[To do]
Return the whole listing exactly as it stands.

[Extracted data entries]
▼

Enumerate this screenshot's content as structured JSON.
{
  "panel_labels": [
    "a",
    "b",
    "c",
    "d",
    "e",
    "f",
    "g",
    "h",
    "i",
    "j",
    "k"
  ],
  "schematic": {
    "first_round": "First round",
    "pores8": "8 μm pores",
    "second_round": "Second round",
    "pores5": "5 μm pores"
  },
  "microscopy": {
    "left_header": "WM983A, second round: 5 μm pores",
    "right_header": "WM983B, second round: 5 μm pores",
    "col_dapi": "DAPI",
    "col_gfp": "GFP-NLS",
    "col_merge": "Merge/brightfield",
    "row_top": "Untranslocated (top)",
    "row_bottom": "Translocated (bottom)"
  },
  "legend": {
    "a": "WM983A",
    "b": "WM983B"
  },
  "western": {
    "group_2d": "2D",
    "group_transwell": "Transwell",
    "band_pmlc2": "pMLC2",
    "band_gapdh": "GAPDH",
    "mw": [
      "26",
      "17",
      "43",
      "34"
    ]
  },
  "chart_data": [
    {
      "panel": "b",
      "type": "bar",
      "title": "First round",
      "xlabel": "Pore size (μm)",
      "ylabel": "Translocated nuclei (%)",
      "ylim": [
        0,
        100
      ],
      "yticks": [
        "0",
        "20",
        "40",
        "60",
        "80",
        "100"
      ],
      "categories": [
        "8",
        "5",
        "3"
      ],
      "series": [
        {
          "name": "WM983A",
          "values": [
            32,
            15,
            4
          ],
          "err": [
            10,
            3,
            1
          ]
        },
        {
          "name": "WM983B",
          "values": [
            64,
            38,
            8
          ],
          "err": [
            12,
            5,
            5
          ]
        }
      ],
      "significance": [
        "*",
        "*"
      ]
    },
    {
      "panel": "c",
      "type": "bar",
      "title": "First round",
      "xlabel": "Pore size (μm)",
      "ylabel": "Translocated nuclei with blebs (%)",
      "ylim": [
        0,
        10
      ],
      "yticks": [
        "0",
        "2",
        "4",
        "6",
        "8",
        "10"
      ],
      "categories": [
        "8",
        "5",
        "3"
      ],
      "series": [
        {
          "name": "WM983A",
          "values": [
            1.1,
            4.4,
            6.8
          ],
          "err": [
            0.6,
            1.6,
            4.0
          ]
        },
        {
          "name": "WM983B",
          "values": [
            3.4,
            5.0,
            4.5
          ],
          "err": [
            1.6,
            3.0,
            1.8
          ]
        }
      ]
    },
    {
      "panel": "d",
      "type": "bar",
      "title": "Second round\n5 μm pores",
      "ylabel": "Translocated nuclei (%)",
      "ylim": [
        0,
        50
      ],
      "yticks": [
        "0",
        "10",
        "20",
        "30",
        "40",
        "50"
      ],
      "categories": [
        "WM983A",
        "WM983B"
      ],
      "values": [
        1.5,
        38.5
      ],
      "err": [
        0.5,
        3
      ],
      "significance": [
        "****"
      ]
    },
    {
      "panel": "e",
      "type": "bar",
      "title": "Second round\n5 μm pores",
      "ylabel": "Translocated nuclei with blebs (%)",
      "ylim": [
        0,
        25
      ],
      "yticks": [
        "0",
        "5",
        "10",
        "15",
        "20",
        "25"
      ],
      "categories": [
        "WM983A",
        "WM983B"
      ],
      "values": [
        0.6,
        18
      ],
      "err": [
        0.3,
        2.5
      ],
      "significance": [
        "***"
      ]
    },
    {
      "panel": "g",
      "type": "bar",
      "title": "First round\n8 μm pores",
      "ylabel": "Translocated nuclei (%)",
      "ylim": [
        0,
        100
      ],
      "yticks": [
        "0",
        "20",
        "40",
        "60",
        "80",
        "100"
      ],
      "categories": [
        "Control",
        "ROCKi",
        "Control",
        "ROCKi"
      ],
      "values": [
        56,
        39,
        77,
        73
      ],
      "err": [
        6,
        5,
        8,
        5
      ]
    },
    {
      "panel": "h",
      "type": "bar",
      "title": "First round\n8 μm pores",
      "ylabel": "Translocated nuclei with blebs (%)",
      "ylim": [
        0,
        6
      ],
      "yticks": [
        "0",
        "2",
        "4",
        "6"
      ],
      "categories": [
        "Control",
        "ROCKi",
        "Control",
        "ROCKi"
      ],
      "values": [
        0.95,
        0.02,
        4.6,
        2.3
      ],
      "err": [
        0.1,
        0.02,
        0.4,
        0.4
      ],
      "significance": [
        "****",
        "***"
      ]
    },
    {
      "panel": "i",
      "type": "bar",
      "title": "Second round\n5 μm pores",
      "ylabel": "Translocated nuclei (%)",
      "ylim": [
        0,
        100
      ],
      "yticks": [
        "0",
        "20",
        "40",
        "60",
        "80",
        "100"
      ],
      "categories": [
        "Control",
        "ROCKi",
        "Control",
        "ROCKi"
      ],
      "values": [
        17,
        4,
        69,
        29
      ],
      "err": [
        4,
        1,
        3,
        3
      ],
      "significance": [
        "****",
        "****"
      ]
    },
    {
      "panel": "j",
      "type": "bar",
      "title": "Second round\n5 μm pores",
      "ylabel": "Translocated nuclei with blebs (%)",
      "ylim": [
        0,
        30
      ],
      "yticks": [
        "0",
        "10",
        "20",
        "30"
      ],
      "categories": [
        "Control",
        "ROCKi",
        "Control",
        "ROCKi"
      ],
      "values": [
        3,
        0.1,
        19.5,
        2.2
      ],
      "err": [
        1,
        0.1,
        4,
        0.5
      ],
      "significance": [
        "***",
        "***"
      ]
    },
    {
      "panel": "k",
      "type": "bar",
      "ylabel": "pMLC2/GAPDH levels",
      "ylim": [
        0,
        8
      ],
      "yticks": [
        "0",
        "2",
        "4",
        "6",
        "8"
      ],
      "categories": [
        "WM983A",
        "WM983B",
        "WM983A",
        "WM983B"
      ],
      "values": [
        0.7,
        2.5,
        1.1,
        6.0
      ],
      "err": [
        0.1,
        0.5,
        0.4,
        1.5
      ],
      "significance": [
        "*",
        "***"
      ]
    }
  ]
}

▲

[Written solution]
Enumerate this screenshot's content as structured JSON.
{
  "panel_labels": [
    "a",
    "b",
    "c",
    "d",
    "e",
    "f",
    "g",
    "h",
    "i",
    "j",
    "k"
  ],
  "schematic": {
    "first_round": "First round",
    "pores8": "8 μm pores",
    "second_round": "Second round",
    "pores5": "5 μm pores"
  },
  "microscopy": {
    "left_header": "WM983A, second round: 5 μm pores",
    "right_header": "WM983B, second round: 5 μm pores",
    "col_dapi": "DAPI",
    "col_gfp": "GFP-NLS",
    "col_merge": "Merge/brightfield",
    "row_top": "Untranslocated (top)",
    "row_bottom": "Translocated (bottom)"
  },
  "legend": {
    "a": "WM983A",
    "b": "WM983B"
  },
  "western": {
    "group_2d": "2D",
    "group_transwell": "Transwell",
    "band_pmlc2": "pMLC2",
    "band_gapdh": "GAPDH",
    "mw": [
      "26",
      "17",
      "43",
      "34"
    ]
  },
  "chart_data": [
    {
      "panel": "b",
      "type": "bar",
      "title": "First round",
      "xlabel": "Pore size (μm)",
      "ylabel": "Translocated nuclei (%)",
      "ylim": [
        0,
        100
      ],
      "yticks": [
        "0",
        "20",
        "40",
        "60",
        "80",
        "100"
      ],
      "categories": [
        "8",
        "5",
        "3"
      ],
      "series": [
        {
          "name": "WM983A",
          "values": [
            32,
            15,
            4
          ],
          "err": [
            10,
            3,
            1
          ]
        },
        {
          "name": "WM983B",
          "values": [
            64,
            38,
            8
          ],
          "err": [
            12,
            5,
            5
          ]
        }
      ],
      "significance": [
        "*",
        "*"
      ]
    },
    {
      "panel": "c",
      "type": "bar",
      "title": "First round",
      "xlabel": "Pore size (μm)",
      "ylabel": "Translocated nuclei with blebs (%)",
      "ylim": [
        0,
        10
      ],
      "yticks": [
        "0",
        "2",
        "4",
        "6",
        "8",
        "10"
      ],
      "categories": [
        "8",
        "5",
        "3"
      ],
      "series": [
        {
          "name": "WM983A",
          "values": [
            1.1,
            4.4,
            6.8
          ],
          "err": [
            0.6,
            1.6,
            4.0
          ]
        },
        {
          "name": "WM983B",
          "values": [
            3.4,
            5.0,
            4.5
          ],
          "err": [
            1.6,
            3.0,
            1.8
          ]
        }
      ]
    },
    {
      "panel": "d",
      "type": "bar",
      "title": "Second round\n5 μm pores",
      "ylabel": "Translocated nuclei (%)",
      "ylim": [
        0,
        50
      ],
      "yticks": [
        "0",
        "10",
        "20",
        "30",
        "40",
        "50"
      ],
      "categories": [
        "WM983A",
        "WM983B"
      ],
      "values": [
        1.5,
        38.5
      ],
      "err": [
        0.5,
        3
      ],
      "significance": [
        "****"
      ]
    },
    {
      "panel": "e",
      "type": "bar",
      "title": "Second round\n5 μm pores",
      "ylabel": "Translocated nuclei with blebs (%)",
      "ylim": [
        0,
        25
      ],
      "yticks": [
        "0",
        "5",
        "10",
        "15",
        "20",
        "25"
      ],
      "categories": [
        "WM983A",
        "WM983B"
      ],
      "values": [
        0.6,
        18
      ],
      "err": [
        0.3,
        2.5
      ],
      "significance": [
        "***"
      ]
    },
    {
      "panel": "g",
      "type": "bar",
      "title": "First round\n8 μm pores",
      "ylabel": "Translocated nuclei (%)",
      "ylim": [
        0,
        100
      ],
      "yticks": [
        "0",
        "20",
        "40",
        "60",
        "80",
        "100"
      ],
      "categories": [
        "Control",
        "ROCKi",
        "Control",
        "ROCKi"
      ],
      "values": [
        56,
        39,
        77,
        73
      ],
      "err": [
        6,
        5,
        8,
        5
      ]
    },
    {
      "panel": "h",
      "type": "bar",
      "title": "First round\n8 μm pores",
      "ylabel": "Translocated nuclei with blebs (%)",
      "ylim": [
        0,
        6
      ],
      "yticks": [
        "0",
        "2",
        "4",
        "6"
      ],
      "categories": [
        "Control",
        "ROCKi",
        "Control",
        "ROCKi"
      ],
      "values": [
        0.95,
        0.02,
        4.6,
        2.3
      ],
      "err": [
        0.1,
        0.02,
        0.4,
        0.4
      ],
      "significance": [
        "****",
        "***"
      ]
    },
    {
      "panel": "i",
      "type": "bar",
      "title": "Second round\n5 μm pores",
      "ylabel": "Translocated nuclei (%)",
      "ylim": [
        0,
        100
      ],
      "yticks": [
        "0",
        "20",
        "40",
        "60",
        "80",
        "100"
      ],
      "categories": [
        "Control",
        "ROCKi",
        "Control",
        "ROCKi"
      ],
      "values": [
        17,
        4,
        69,
        29
      ],
      "err": [
        4,
        1,
        3,
        3
      ],
      "significance": [
        "****",
        "****"
      ]
    },
    {
      "panel": "j",
      "type": "bar",
      "title": "Second round\n5 μm pores",
      "ylabel": "Translocated nuclei with blebs (%)",
      "ylim": [
        0,
        30
      ],
      "yticks": [
        "0",
        "10",
        "20",
        "30"
      ],
      "categories": [
        "Control",
        "ROCKi",
        "Control",
        "ROCKi"
      ],
      "values": [
        3,
        0.1,
        19.5,
        2.2
      ],
      "err": [
        1,
        0.1,
        4,
        0.5
      ],
      "significance": [
        "***",
        "***"
      ]
    },
    {
      "panel": "k",
      "type": "bar",
      "ylabel": "pMLC2/GAPDH levels",
      "ylim": [
        0,
        8
      ],
      "yticks": [
        "0",
        "2",
        "4",
        "6",
        "8"
      ],
      "categories": [
        "WM983A",
        "WM983B",
        "WM983A",
        "WM983B"
      ],
      "values": [
        0.7,
        2.5,
        1.1,
        6.0
      ],
      "err": [
        0.1,
        0.5,
        0.4,
        1.5
      ],
      "significance": [
        "*",
        "***"
      ]
    }
  ]
}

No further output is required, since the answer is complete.